Report every line in the listing below where the string "Shopping" shows up.

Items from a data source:
□ □ □ □
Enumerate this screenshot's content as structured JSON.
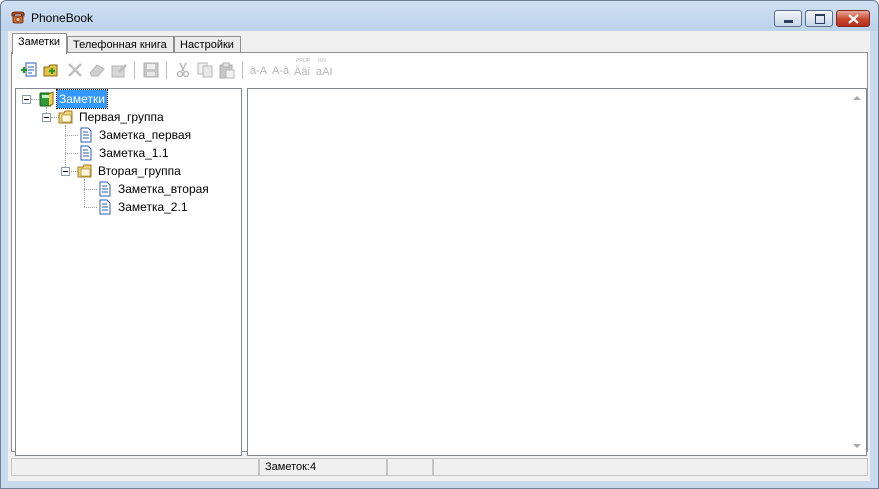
{
  "window": {
    "title": "PhoneBook"
  },
  "tabs": [
    {
      "label": "Заметки",
      "active": true
    },
    {
      "label": "Телефонная книга",
      "active": false
    },
    {
      "label": "Настройки",
      "active": false
    }
  ],
  "toolbar": {
    "buttons": [
      {
        "icon": "new-note-icon",
        "enabled": true
      },
      {
        "icon": "new-folder-icon",
        "enabled": true
      },
      {
        "icon": "delete-icon",
        "enabled": false
      },
      {
        "icon": "eraser-icon",
        "enabled": false
      },
      {
        "icon": "edit-icon",
        "enabled": false
      },
      {
        "icon": "save-icon",
        "enabled": false
      },
      {
        "icon": "cut-icon",
        "enabled": false
      },
      {
        "icon": "copy-icon",
        "enabled": false
      },
      {
        "icon": "paste-icon",
        "enabled": false
      },
      {
        "icon": "font-decrease-icon",
        "enabled": false,
        "text": "ä-A"
      },
      {
        "icon": "font-increase-icon",
        "enabled": false,
        "text": "A-ä"
      },
      {
        "icon": "proportional-font-icon",
        "enabled": false,
        "text": "Ääi",
        "caption": "PROP"
      },
      {
        "icon": "invert-case-icon",
        "enabled": false,
        "text": "aAI",
        "caption": "INV"
      }
    ]
  },
  "tree": {
    "root": {
      "label": "Заметки",
      "icon": "notebook-icon",
      "selected": true
    },
    "groups": [
      {
        "label": "Первая_группа",
        "notes": [
          "Заметка_первая",
          "Заметка_1.1"
        ]
      },
      {
        "label": "Вторая_группа",
        "notes": [
          "Заметка_вторая",
          "Заметка_2.1"
        ]
      }
    ]
  },
  "status": {
    "count_text": "Заметок:4"
  },
  "colors": {
    "selection": "#3399ff",
    "close_button": "#c9462e"
  }
}
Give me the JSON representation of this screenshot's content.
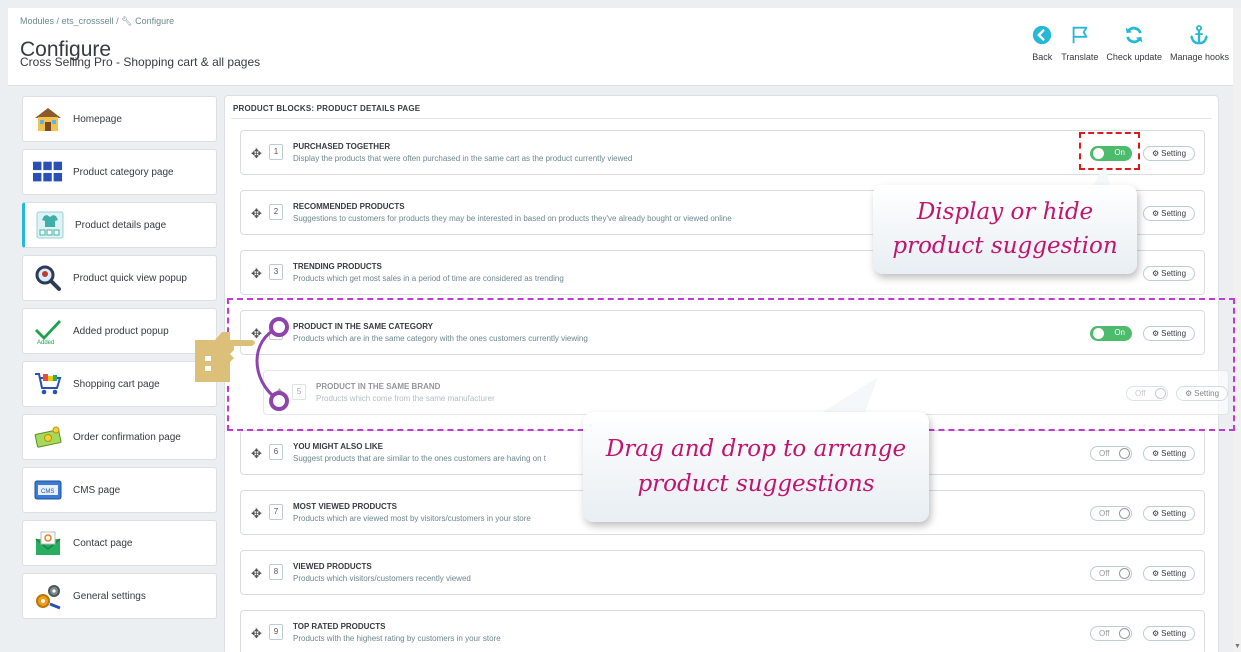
{
  "breadcrumb": {
    "items": [
      "Modules",
      "ets_crosssell",
      "Configure"
    ],
    "separator": "/"
  },
  "header": {
    "title": "Configure",
    "subtitle": "Cross Selling Pro - Shopping cart & all pages"
  },
  "toolbar": [
    {
      "label": "Back",
      "icon": "back-icon"
    },
    {
      "label": "Translate",
      "icon": "flag-icon"
    },
    {
      "label": "Check update",
      "icon": "refresh-icon"
    },
    {
      "label": "Manage hooks",
      "icon": "anchor-icon"
    }
  ],
  "sidebar": {
    "items": [
      {
        "label": "Homepage",
        "icon": "house-icon"
      },
      {
        "label": "Product category page",
        "icon": "grid-icon"
      },
      {
        "label": "Product details page",
        "icon": "product-details-icon",
        "active": true
      },
      {
        "label": "Product quick view popup",
        "icon": "magnifier-icon"
      },
      {
        "label": "Added product popup",
        "icon": "checkmark-icon"
      },
      {
        "label": "Shopping cart page",
        "icon": "cart-icon"
      },
      {
        "label": "Order confirmation page",
        "icon": "money-icon"
      },
      {
        "label": "CMS page",
        "icon": "cms-icon"
      },
      {
        "label": "Contact page",
        "icon": "envelope-icon"
      },
      {
        "label": "General settings",
        "icon": "gears-icon"
      }
    ]
  },
  "panel": {
    "title": "PRODUCT BLOCKS: PRODUCT DETAILS PAGE",
    "setting_label": "Setting",
    "on_label": "On",
    "off_label": "Off",
    "blocks": [
      {
        "num": "1",
        "title": "PURCHASED TOGETHER",
        "desc": "Display the products that were often purchased in the same cart as the product currently viewed",
        "enabled": true
      },
      {
        "num": "2",
        "title": "RECOMMENDED PRODUCTS",
        "desc": "Suggestions to customers for products they may be interested in based on products they've already bought or viewed online",
        "enabled": false
      },
      {
        "num": "3",
        "title": "TRENDING PRODUCTS",
        "desc": "Products which get most sales in a period of time are considered as trending",
        "enabled": false
      },
      {
        "num": "4",
        "title": "PRODUCT IN THE SAME CATEGORY",
        "desc": "Products which are in the same category with the ones customers currently viewing",
        "enabled": true
      },
      {
        "num": "6",
        "title": "YOU MIGHT ALSO LIKE",
        "desc": "Suggest products that are similar to the ones customers are having on t",
        "enabled": false
      },
      {
        "num": "7",
        "title": "MOST VIEWED PRODUCTS",
        "desc": "Products which are viewed most by visitors/customers in your store",
        "enabled": false
      },
      {
        "num": "8",
        "title": "VIEWED PRODUCTS",
        "desc": "Products which visitors/customers recently viewed",
        "enabled": false
      },
      {
        "num": "9",
        "title": "TOP RATED PRODUCTS",
        "desc": "Products with the highest rating by customers in your store",
        "enabled": false
      }
    ],
    "dragging_block": {
      "num": "5",
      "title": "PRODUCT IN THE SAME BRAND",
      "desc": "Products which come from the same manufacturer",
      "enabled": false
    }
  },
  "annotations": {
    "callout_toggle": [
      "Display or hide",
      "product suggestion"
    ],
    "callout_drag": [
      "Drag and drop to arrange",
      "product suggestions"
    ]
  },
  "colors": {
    "accent": "#25b9d7",
    "on": "#4cbb6c",
    "callout_text": "#c0146e",
    "red_dash": "#d81b1b",
    "pink_dash": "#c23ad6"
  }
}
□ □ □ □
→ **Correct response**
    "subtitle": "Cross Selling Pro - Shopping cart & all pages"
        "label": "Shopping cart page",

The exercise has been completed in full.